:: Exercise materials

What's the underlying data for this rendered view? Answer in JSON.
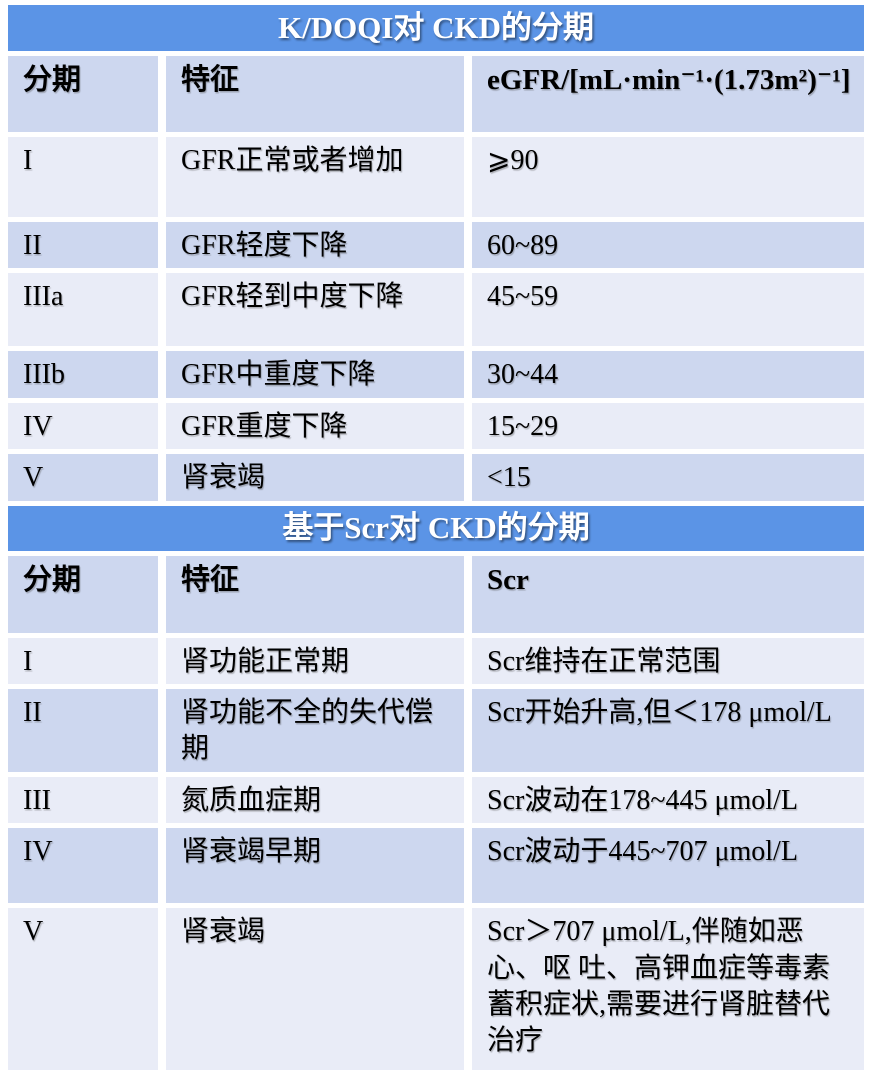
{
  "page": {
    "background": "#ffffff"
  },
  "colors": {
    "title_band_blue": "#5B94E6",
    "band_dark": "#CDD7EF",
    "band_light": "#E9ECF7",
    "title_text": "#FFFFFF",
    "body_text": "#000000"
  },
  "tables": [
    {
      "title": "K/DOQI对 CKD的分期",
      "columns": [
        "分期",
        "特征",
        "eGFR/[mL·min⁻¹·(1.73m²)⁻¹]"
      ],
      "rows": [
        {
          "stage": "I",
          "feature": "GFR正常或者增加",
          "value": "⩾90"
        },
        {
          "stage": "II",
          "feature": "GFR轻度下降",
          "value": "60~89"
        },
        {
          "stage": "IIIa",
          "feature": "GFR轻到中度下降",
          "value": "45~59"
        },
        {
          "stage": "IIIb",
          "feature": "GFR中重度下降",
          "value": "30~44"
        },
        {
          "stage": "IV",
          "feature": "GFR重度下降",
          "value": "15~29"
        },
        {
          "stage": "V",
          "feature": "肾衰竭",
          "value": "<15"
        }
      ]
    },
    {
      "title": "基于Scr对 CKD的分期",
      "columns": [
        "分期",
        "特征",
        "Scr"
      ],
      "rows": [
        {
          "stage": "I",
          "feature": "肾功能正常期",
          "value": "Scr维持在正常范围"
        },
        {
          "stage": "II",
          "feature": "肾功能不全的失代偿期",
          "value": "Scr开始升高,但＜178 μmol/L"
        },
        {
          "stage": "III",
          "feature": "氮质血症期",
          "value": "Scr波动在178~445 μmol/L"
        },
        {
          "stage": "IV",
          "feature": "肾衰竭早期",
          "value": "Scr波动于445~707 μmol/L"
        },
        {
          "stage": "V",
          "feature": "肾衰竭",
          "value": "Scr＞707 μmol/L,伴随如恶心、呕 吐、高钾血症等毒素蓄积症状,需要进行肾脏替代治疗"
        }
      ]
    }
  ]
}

::::
:: Exercise materials

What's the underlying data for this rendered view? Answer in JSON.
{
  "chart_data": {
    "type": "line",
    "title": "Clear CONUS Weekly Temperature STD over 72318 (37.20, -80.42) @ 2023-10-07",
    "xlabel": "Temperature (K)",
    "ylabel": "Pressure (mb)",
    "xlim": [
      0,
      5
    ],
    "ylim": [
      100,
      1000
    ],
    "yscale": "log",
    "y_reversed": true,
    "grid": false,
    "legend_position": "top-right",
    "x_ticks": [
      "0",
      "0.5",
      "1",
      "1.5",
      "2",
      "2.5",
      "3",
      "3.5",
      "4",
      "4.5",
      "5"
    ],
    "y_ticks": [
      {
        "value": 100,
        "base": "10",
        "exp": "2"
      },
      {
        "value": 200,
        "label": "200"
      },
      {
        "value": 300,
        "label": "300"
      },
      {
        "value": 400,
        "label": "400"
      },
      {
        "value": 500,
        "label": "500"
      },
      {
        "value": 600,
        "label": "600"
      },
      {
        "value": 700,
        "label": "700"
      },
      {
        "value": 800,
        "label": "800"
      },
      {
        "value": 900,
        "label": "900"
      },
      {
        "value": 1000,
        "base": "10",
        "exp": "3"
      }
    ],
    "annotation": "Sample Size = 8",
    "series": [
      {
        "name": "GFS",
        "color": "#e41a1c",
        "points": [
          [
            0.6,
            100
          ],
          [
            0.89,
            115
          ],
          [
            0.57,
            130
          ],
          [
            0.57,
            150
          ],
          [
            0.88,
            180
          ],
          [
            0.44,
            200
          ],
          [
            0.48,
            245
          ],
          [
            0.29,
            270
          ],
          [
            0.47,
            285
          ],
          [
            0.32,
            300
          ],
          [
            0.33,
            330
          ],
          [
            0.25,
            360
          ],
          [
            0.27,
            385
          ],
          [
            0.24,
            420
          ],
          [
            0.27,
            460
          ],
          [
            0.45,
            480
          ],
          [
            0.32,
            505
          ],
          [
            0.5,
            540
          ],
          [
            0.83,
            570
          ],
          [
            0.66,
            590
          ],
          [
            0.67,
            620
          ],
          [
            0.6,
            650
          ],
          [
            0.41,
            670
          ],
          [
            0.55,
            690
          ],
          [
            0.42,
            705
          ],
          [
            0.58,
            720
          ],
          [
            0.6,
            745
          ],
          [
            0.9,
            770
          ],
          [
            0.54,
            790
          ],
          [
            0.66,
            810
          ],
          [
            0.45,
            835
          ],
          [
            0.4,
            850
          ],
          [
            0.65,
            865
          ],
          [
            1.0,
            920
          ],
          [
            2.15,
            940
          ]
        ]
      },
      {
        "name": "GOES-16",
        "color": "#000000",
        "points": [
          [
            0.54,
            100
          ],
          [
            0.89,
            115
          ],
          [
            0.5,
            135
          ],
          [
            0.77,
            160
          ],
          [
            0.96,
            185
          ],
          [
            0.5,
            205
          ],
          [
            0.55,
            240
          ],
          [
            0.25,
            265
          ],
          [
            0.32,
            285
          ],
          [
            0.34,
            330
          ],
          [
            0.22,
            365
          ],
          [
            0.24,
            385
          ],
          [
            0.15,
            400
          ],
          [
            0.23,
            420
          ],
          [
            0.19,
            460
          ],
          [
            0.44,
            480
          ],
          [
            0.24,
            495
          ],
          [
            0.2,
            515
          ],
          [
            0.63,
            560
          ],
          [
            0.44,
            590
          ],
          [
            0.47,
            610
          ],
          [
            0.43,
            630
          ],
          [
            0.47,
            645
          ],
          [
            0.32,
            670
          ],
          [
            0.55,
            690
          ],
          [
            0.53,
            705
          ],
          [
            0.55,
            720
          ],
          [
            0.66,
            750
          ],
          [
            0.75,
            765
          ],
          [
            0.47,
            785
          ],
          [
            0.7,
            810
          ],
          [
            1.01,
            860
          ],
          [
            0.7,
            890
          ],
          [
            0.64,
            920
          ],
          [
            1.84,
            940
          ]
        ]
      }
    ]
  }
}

::::
:: Exercise materials

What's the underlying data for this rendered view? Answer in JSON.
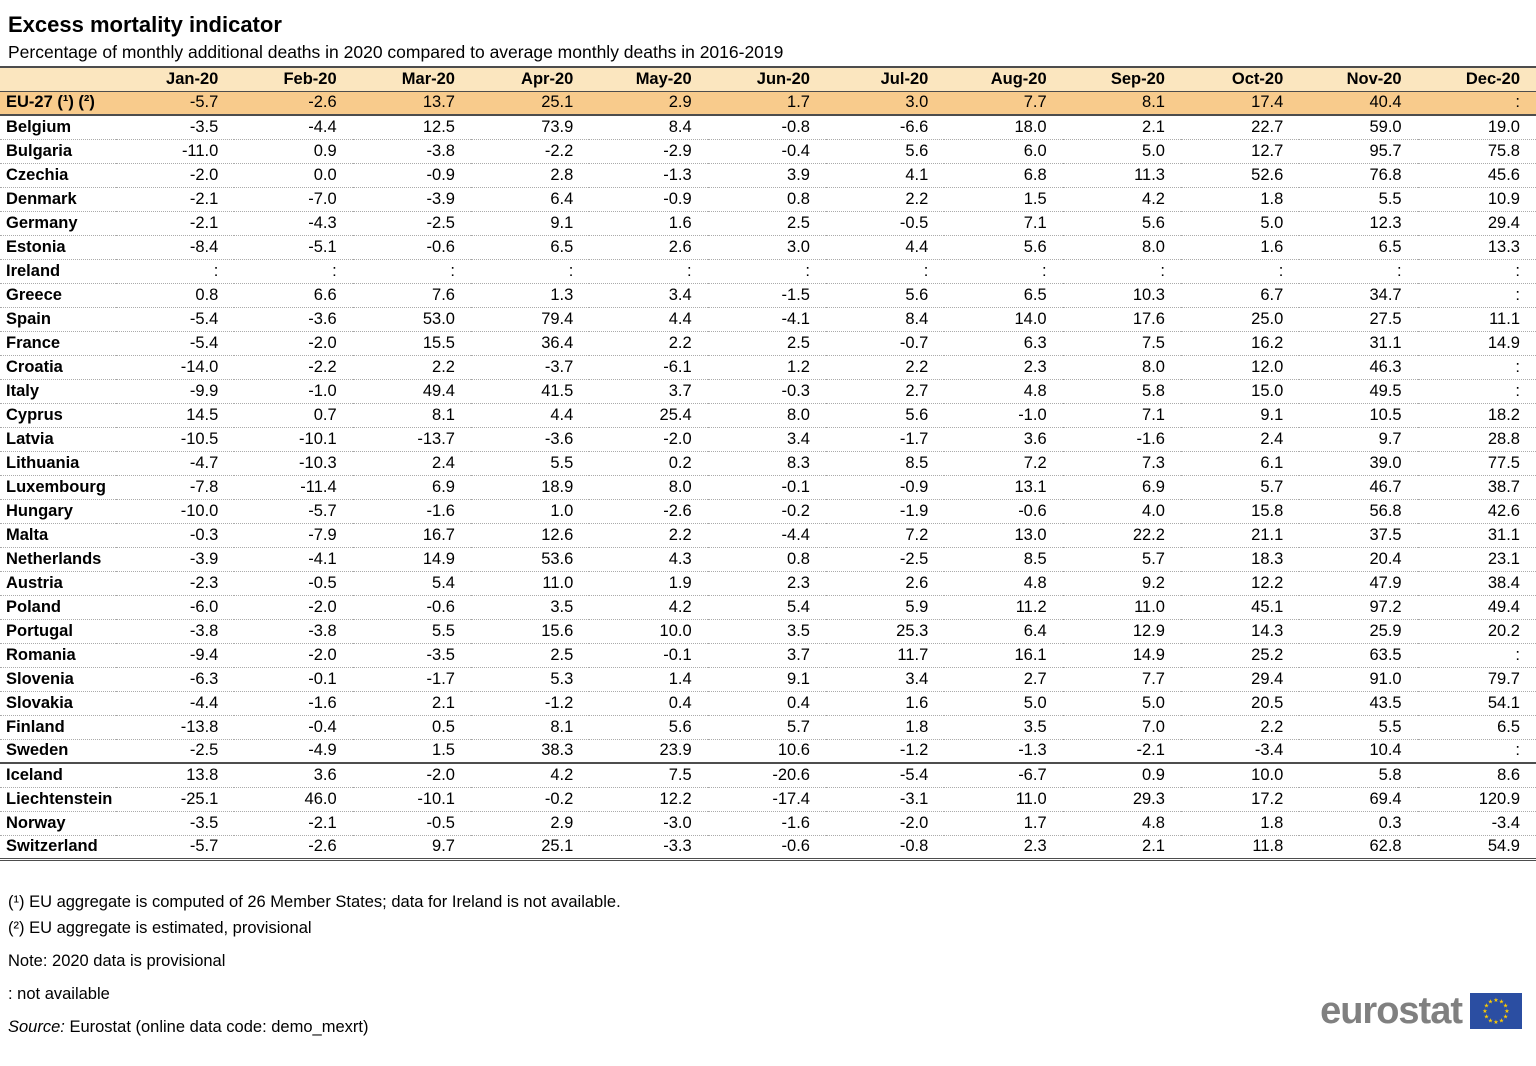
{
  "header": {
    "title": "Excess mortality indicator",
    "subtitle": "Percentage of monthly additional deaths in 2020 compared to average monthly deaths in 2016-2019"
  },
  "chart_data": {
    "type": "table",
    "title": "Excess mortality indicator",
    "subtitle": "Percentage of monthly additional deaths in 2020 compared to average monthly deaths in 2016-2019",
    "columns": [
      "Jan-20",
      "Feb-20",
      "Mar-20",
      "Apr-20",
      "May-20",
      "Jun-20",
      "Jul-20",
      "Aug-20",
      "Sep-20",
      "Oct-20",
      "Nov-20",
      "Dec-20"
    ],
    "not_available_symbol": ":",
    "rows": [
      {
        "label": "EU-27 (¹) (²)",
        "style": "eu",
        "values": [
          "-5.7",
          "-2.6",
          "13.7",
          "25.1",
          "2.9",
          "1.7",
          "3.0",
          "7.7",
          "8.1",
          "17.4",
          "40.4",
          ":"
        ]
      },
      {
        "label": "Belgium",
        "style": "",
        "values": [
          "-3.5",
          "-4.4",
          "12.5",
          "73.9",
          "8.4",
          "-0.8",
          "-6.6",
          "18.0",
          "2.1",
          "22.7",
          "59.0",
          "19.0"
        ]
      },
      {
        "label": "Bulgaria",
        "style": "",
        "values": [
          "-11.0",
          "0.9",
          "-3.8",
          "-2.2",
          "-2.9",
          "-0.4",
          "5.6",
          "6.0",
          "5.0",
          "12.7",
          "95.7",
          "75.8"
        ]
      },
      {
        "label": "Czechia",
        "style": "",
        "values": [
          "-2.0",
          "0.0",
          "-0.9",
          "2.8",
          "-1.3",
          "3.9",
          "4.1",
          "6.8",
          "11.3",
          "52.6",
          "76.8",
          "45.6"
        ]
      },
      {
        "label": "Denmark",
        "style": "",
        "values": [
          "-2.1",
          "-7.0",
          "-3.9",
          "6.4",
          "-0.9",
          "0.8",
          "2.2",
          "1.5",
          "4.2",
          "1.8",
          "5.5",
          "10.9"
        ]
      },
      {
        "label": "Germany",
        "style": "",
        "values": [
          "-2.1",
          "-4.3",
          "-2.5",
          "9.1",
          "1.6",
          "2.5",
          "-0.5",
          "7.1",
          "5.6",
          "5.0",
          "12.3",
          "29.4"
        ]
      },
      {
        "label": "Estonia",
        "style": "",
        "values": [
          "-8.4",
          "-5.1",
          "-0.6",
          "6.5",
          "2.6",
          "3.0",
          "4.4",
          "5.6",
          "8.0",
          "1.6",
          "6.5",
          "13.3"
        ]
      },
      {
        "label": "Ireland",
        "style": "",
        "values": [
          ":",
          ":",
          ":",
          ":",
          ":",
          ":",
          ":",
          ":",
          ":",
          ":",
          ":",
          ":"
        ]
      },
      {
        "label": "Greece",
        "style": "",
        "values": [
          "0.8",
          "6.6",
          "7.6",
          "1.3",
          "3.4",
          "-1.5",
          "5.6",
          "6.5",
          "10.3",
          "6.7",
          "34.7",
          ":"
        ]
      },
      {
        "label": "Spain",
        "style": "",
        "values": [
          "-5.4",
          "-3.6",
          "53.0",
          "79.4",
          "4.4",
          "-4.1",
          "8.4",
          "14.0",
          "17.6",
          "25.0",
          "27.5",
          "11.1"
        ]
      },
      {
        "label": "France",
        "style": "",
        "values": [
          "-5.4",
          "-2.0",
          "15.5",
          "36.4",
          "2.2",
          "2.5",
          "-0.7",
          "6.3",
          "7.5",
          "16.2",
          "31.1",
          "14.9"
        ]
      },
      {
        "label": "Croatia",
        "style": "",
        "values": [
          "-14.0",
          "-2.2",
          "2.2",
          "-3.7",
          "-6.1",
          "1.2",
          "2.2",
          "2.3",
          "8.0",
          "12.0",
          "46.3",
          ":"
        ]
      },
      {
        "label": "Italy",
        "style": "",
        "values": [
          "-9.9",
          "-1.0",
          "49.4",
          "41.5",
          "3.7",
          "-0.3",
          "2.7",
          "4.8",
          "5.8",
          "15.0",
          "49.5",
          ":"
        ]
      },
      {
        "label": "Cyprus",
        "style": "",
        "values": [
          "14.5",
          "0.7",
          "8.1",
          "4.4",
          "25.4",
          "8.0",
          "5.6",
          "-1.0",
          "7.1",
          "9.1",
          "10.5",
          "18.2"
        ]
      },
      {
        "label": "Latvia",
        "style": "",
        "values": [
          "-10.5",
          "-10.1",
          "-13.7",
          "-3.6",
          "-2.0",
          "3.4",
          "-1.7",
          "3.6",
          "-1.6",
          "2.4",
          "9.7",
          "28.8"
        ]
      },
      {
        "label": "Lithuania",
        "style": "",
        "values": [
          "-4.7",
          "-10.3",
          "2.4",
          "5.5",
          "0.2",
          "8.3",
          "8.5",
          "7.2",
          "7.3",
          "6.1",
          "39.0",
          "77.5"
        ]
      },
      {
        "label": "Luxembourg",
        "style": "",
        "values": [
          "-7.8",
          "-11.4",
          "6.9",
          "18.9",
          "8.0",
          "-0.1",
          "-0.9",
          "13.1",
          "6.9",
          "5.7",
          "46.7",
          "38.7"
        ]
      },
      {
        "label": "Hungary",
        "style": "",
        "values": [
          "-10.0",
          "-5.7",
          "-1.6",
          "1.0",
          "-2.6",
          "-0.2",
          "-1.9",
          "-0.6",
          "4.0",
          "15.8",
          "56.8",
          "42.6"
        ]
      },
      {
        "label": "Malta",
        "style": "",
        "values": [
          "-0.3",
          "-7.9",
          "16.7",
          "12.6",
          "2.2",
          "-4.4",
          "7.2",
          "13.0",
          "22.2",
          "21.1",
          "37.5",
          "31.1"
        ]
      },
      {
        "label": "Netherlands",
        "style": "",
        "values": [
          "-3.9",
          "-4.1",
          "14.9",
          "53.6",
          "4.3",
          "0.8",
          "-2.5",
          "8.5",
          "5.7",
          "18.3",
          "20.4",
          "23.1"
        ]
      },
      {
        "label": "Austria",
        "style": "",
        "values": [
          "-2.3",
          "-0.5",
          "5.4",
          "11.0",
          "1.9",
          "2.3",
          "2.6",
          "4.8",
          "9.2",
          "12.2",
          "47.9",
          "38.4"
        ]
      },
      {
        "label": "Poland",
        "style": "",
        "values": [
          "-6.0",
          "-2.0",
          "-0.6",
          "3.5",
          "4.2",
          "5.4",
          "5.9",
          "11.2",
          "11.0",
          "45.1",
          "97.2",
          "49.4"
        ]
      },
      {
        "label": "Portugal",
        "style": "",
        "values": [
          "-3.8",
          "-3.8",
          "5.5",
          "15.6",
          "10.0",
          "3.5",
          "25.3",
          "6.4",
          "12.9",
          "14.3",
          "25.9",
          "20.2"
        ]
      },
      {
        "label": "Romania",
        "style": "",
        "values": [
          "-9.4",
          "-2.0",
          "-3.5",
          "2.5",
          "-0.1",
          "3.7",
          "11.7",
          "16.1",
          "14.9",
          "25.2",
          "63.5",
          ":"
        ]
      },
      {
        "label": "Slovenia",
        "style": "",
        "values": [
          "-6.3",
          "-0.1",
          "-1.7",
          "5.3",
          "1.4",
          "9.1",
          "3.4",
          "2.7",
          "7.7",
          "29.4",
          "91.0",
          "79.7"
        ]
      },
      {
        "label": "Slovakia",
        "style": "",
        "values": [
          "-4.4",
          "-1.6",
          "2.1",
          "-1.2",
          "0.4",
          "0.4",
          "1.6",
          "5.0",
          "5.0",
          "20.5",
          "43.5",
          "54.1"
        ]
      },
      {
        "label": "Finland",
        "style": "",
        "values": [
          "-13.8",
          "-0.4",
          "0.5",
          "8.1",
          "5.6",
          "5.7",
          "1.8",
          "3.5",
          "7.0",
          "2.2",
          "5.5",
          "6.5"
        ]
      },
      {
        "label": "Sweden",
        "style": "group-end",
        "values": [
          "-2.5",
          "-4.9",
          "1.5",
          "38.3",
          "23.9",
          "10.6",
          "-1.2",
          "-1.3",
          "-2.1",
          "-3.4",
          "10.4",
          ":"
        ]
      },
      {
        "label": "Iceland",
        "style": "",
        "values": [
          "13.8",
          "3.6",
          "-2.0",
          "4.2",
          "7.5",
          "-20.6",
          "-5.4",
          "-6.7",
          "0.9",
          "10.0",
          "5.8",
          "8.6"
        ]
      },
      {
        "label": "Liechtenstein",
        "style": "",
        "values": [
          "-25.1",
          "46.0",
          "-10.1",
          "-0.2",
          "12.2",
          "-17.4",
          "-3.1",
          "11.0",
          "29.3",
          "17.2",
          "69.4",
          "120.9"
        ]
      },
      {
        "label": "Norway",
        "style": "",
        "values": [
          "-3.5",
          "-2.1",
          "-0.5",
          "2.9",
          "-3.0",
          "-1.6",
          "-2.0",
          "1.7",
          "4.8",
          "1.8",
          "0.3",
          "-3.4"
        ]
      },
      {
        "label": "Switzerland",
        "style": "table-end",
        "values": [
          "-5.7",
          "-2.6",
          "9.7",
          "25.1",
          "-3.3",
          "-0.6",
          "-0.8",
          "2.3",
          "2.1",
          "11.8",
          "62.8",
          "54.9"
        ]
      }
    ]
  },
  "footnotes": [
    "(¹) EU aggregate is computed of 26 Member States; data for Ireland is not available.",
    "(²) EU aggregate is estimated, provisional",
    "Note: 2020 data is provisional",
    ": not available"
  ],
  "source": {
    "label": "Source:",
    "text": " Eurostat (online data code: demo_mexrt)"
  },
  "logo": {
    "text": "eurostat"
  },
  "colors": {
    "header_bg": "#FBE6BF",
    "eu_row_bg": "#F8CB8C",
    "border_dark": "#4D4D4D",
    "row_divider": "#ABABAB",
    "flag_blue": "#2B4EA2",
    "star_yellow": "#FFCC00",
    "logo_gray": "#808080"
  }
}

::::

(What to work on)
Report the number of lines in the listing that include the string "Percentage"; give nothing but the number.

(Finished task)
2